Dataset records
>> start
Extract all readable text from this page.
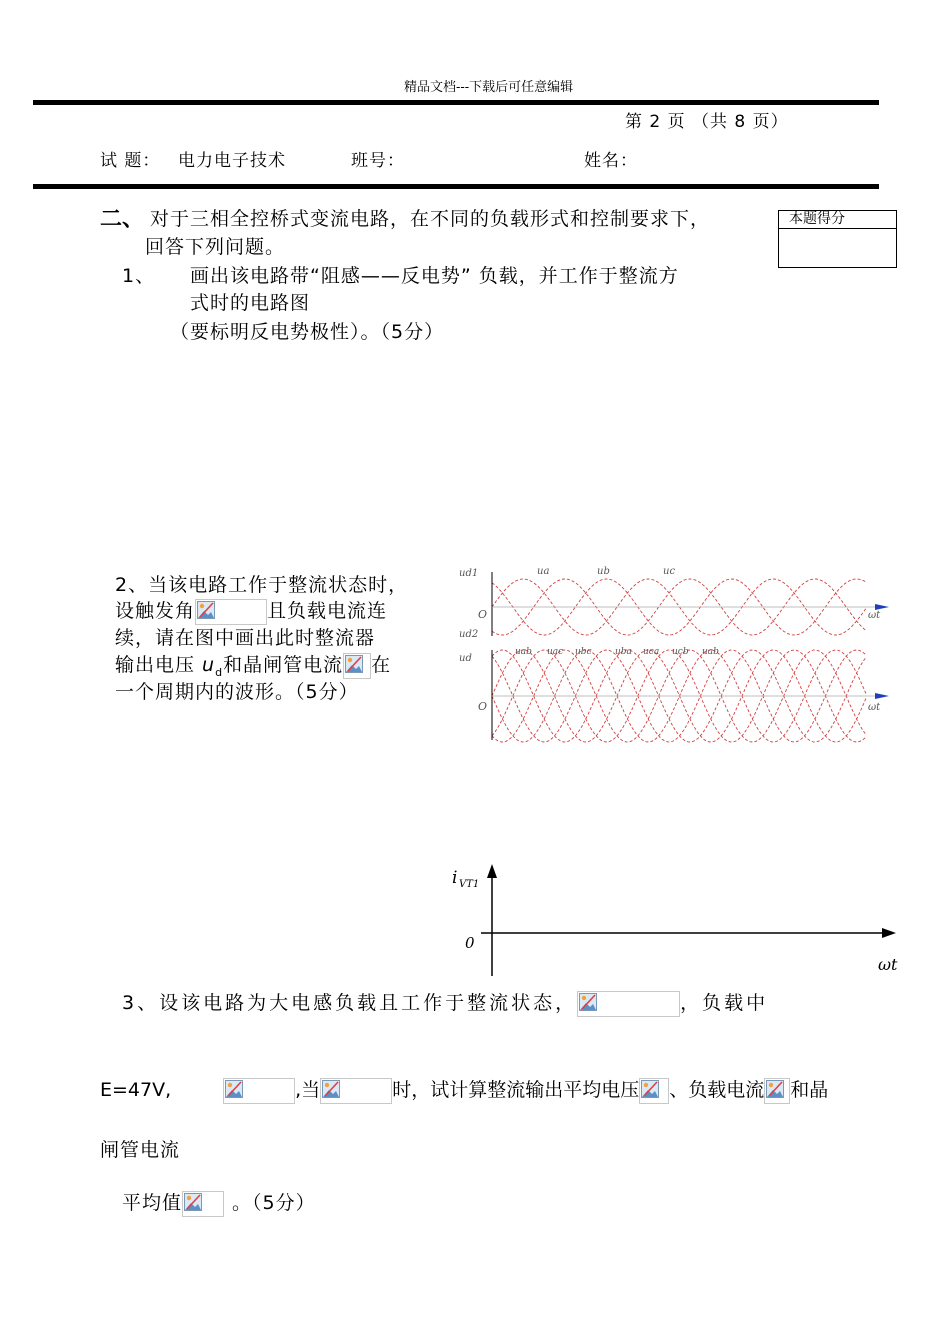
精品文档---下载后可任意编辑
第 2 页 （共 8 页）
试 题： 电力电子技术	班号：	姓名：
本题得分
二、 对于三相全控桥式变流电路，在不同的负载形式和控制要求下，
回答下列问题。
1、 画出该电路带“阻感——反电势” 负载，并工作于整流方
式时的电路图
（要标明反电势极性）。（5分）
2、当该电路工作于整流状态时，
设触发角	且负载电流连
续，请在图中画出此时整流器
输出电压 $u_d$和晶闸管电流 在
一个周期内的波形。（5分）
ud1
ud2
ua	ub	uc
O	ωt
ud
uab uac ubc	uba uca ucb uab
O	ωt
i VT1
0
ωt
3、设该电路为大电感负载且工作于整流状态，	，负载中
E=47V,	,当	时，试计算整流输出平均电压 、负载电流 和晶
闸管电流
平均值	。（5分）
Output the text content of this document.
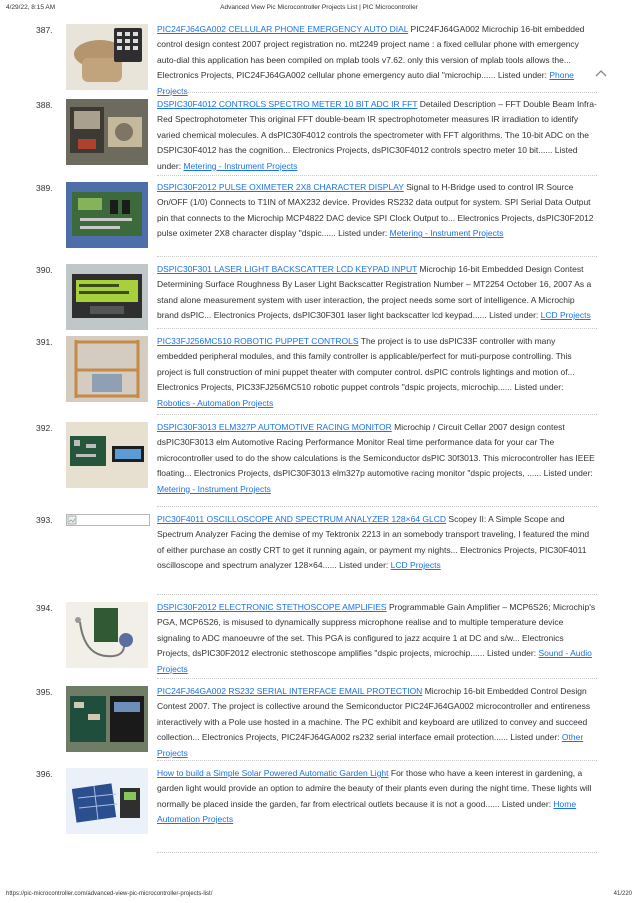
4/29/22, 8:15 AM	Advanced View Pic Microcontroller Projects List | PIC Microcontroller
387.	PIC24FJ64GA002 CELLULAR PHONE EMERGENCY AUTO DIAL PIC24FJ64GA002 Microchip 16-bit embedded control design contest 2007 project registration no. mt2249 project name : a fixed cellular phone with emergency auto-dial this application has been compiled on mplab tools v7.62. only this version of mplab tools allows the... Electronics Projects, PIC24FJ64GA002 cellular phone emergency auto dial "microchip...... Listed under: Phone Projects
388.	DSPIC30F4012 CONTROLS SPECTRO METER 10 BIT ADC IR FFT Detailed Description – FFT Double Beam Infra-Red Spectrophotometer This original FFT double-beam IR spectrophotometer measures IR irradiation to identify varied chemical molecules. A dsPIC30F4012 controls the spectrometer with FFT algorithms. The 10-bit ADC on the DSPIC30F4012 has the cognition... Electronics Projects, dsPIC30F4012 controls spectro meter 10 bit...... Listed under: Metering - Instrument Projects
389.	DSPIC30F2012 PULSE OXIMETER 2X8 CHARACTER DISPLAY Signal to H-Bridge used to control IR Source On/OFF (1/0) Connects to T1IN of MAX232 device. Provides RS232 data output for system. SPI Serial Data Output pin that connects to the Microchip MCP4822 DAC device SPI Clock Output to... Electronics Projects, dsPIC30F2012 pulse oximeter 2X8 character display "dspic...... Listed under: Metering - Instrument Projects
390.	DSPIC30F301 LASER LIGHT BACKSCATTER LCD KEYPAD INPUT Microchip 16-bit Embedded Design Contest Determining Surface Roughness By Laser Light Backscatter Registration Number – MT2254 October 16, 2007 As a stand alone measurement system with user interaction, the project needs some sort of intelligence. A Microchip brand dsPIC... Electronics Projects, dsPIC30F301 laser light backscatter lcd keypad...... Listed under: LCD Projects
391.	PIC33FJ256MC510 ROBOTIC PUPPET CONTROLS The project is to use dsPIC33F controller with many embedded peripheral modules, and this family controller is applicable/perfect for muti-purpose controlling. This project is full construction of mini puppet theater with computer control. dsPIC controls lightings and motion of... Electronics Projects, PIC33FJ256MC510 robotic puppet controls "dspic projects, microchip...... Listed under: Robotics - Automation Projects
392.	DSPIC30F3013 ELM327P AUTOMOTIVE RACING MONITOR Microchip / Circuit Cellar 2007 design contest dsPIC30F3013 elm Automotive Racing Performance Monitor Real time performance data for your car The microcontroller used to do the show calculations is the Semiconductor dsPIC 30f3013. This microcontroller has IEEE floating... Electronics Projects, dsPIC30F3013 elm327p automotive racing monitor "dspic projects, ...... Listed under: Metering - Instrument Projects
393.	PIC30F4011 OSCILLOSCOPE AND SPECTRUM ANALYZER 128×64 GLCD Scopey II: A Simple Scope and Spectrum Analyzer Facing the demise of my Tektronix 2213 in an somebody transport traveling, I featured the mind of either purchase an costly CRT to get it running again, or payment my nights... Electronics Projects, PIC30F4011 oscilloscope and spectrum analyzer 128×64...... Listed under: LCD Projects
394.	DSPIC30F2012 ELECTRONIC STETHOSCOPE AMPLIFIES Programmable Gain Amplifier – MCP6S26; Microchip's PGA, MCP6S26, is misused to dynamically suppress microphone realise and to multiple temperature device signaling to ADC manoeuvre of the set. This PGA is configured to jazz acquire 1 at DC and s/w... Electronics Projects, dsPIC30F2012 electronic stethoscope amplifies "dspic projects, microchip...... Listed under: Sound - Audio Projects
395.	PIC24FJ64GA002 RS232 SERIAL INTERFACE EMAIL PROTECTION Microchip 16-bit Embedded Control Design Contest 2007. The project is collective around the Semiconductor PIC24FJ64GA002 microcontroller and entireness interactively with a Pole use hosted in a machine. The PC exhibit and keyboard are utilized to convey and succeed collection... Electronics Projects, PIC24FJ64GA002 rs232 serial interface email protection...... Listed under: Other Projects
396.	How to build a Simple Solar Powered Automatic Garden Light For those who have a keen interest in gardening, a garden light would provide an option to admire the beauty of their plants even during the night time. These lights will normally be placed inside the garden, far from electrical outlets because it is not a good...... Listed under: Home Automation Projects
https://pic-microcontroller.com/advanced-view-pic-microcontroller-projects-list/	41/220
>> end
DESCRIPTION OF THE TASK => Copy every single line of the material above that holds "Output".

ANSWER FOR THIS EXERCISE =>
Output the text content of this document.
389.	DSPIC30F2012 PULSE OXIMETER 2X8 CHARACTER DISPLAY Signal to H-Bridge used to control IR Source On/OFF (1/0) Connects to T1IN of MAX232 device. Provides RS232 data output for system. SPI Serial Data Output pin that connects to the Microchip MCP4822 DAC device SPI Clock Output to... Electronics Projects, dsPIC30F2012 pulse oximeter 2X8 character display "dspic...... Listed under: Metering - Instrument Projects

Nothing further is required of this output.